■ Exercise aim
Find each line with the string "según" and copy it.

— begin Record set —

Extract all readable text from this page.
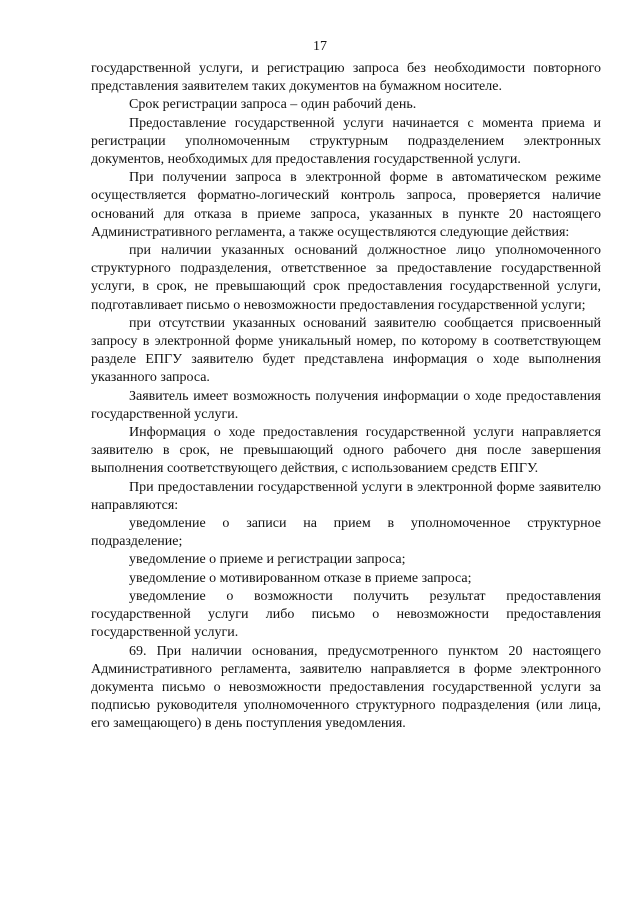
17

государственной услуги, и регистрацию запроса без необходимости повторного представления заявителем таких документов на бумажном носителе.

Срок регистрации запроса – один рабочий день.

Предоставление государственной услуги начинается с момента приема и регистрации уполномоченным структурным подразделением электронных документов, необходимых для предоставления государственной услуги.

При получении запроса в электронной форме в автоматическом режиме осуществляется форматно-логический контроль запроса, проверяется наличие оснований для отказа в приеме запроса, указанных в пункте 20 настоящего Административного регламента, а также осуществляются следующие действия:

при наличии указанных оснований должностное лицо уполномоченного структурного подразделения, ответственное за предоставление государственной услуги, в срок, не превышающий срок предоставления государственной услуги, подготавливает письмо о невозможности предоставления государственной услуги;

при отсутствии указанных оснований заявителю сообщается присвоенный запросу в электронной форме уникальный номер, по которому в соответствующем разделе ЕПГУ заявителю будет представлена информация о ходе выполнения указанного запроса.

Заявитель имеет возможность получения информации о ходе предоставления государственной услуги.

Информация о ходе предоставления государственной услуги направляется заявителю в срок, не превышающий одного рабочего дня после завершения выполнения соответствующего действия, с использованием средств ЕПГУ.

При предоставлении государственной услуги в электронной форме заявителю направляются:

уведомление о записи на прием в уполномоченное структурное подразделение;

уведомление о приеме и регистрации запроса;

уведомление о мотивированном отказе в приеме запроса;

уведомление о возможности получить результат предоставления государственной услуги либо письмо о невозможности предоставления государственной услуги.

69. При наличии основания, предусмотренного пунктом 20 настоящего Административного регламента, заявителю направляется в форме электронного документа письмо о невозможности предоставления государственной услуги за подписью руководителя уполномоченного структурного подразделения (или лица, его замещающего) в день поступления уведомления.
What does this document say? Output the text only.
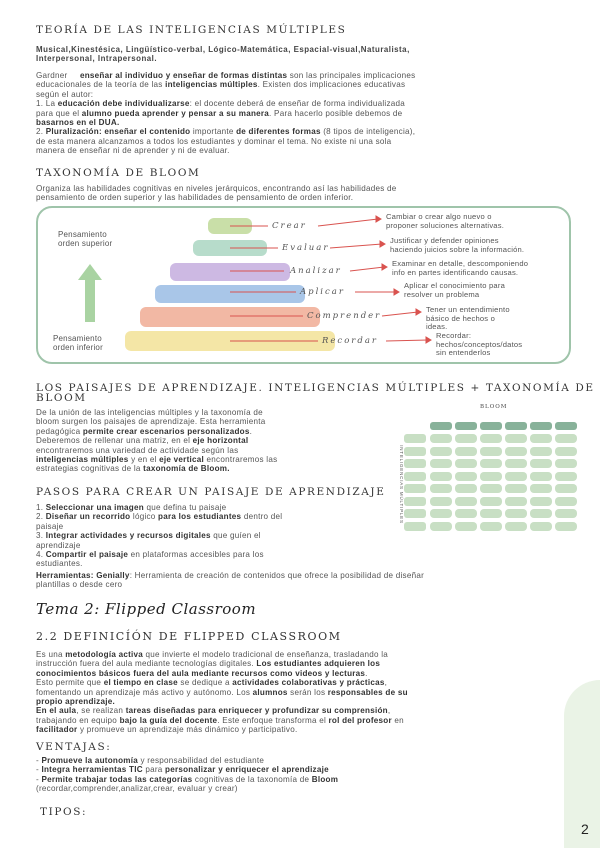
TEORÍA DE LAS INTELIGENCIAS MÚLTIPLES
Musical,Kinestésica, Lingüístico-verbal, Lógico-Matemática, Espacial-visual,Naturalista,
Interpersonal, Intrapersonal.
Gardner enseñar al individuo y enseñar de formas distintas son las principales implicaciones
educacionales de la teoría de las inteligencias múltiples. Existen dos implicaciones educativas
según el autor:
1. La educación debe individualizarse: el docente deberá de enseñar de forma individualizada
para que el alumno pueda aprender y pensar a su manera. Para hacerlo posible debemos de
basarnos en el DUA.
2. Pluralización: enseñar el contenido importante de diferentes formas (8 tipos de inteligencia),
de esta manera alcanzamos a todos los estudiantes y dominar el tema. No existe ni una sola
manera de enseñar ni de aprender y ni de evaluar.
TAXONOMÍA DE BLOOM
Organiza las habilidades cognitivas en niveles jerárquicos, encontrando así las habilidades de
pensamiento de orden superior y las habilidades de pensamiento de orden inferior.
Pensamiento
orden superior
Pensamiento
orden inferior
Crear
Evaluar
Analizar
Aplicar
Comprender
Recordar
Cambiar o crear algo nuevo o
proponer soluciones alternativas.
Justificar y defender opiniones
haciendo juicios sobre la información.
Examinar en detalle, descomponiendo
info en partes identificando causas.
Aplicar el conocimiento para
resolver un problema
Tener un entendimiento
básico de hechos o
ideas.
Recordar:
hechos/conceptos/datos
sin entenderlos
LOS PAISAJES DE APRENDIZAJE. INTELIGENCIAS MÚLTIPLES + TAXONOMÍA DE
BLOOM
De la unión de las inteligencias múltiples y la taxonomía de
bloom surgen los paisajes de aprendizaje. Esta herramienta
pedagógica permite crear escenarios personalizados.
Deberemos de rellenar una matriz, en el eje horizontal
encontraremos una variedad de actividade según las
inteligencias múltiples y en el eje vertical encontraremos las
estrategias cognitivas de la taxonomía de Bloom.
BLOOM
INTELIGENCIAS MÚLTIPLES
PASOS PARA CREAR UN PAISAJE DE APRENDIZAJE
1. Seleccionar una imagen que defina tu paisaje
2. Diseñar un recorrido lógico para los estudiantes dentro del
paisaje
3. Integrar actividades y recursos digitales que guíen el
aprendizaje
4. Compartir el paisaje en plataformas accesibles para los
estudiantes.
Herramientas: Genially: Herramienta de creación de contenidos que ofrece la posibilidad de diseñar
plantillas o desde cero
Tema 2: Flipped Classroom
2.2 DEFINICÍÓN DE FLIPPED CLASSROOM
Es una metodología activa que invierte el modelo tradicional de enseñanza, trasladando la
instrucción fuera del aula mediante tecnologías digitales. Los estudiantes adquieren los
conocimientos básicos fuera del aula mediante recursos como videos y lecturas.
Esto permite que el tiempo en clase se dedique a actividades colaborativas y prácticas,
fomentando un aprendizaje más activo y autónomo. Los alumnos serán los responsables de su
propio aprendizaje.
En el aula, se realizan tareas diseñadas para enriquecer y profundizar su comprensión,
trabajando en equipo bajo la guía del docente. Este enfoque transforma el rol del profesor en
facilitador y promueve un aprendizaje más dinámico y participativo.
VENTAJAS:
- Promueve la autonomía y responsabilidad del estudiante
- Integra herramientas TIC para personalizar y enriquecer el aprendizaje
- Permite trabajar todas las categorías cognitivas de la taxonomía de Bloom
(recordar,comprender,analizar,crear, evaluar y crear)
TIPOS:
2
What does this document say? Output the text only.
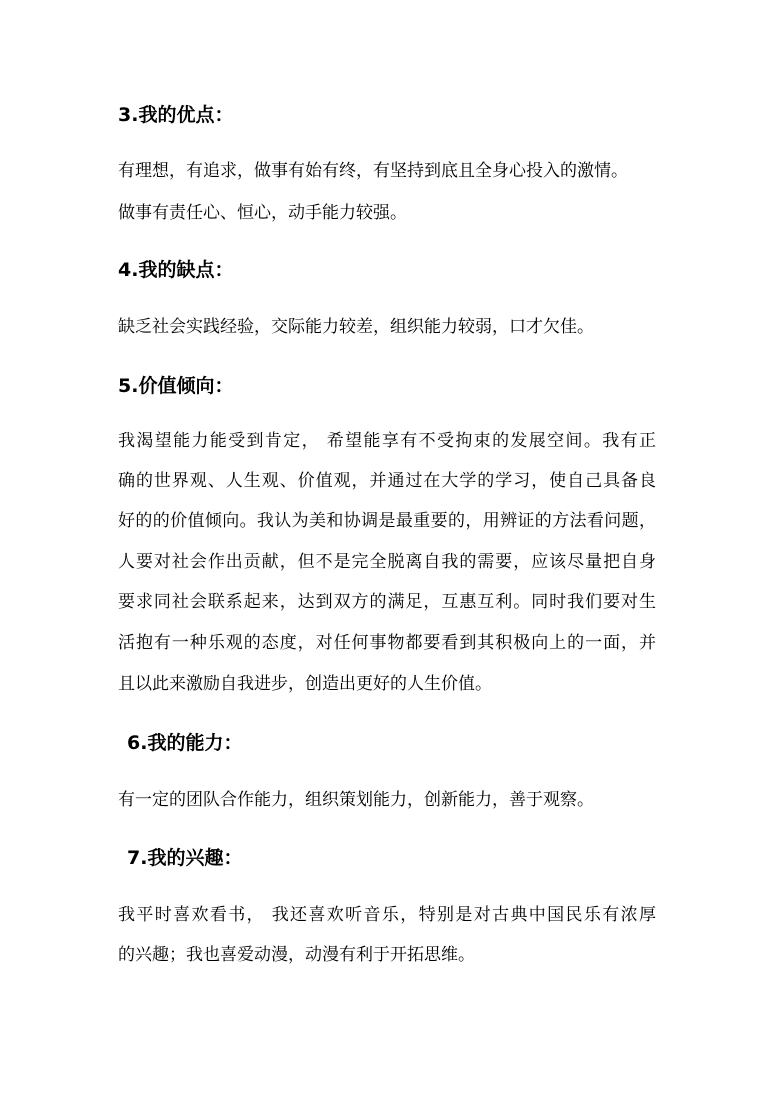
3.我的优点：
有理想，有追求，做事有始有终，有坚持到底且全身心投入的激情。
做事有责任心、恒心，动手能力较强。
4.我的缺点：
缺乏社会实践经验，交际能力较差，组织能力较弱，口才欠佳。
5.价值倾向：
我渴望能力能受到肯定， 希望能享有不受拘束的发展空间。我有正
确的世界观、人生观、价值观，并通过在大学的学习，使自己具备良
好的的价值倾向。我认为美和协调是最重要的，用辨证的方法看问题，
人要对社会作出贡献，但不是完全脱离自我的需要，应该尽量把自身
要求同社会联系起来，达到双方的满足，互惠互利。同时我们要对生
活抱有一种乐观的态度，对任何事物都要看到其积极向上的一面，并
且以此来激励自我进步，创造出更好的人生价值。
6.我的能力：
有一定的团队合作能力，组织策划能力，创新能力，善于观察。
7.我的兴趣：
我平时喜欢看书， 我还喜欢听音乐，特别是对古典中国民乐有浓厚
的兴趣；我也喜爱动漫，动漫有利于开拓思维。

— end Record set —

■ Solution for this task
según el autor:
encontraremos una variedad de actividade según las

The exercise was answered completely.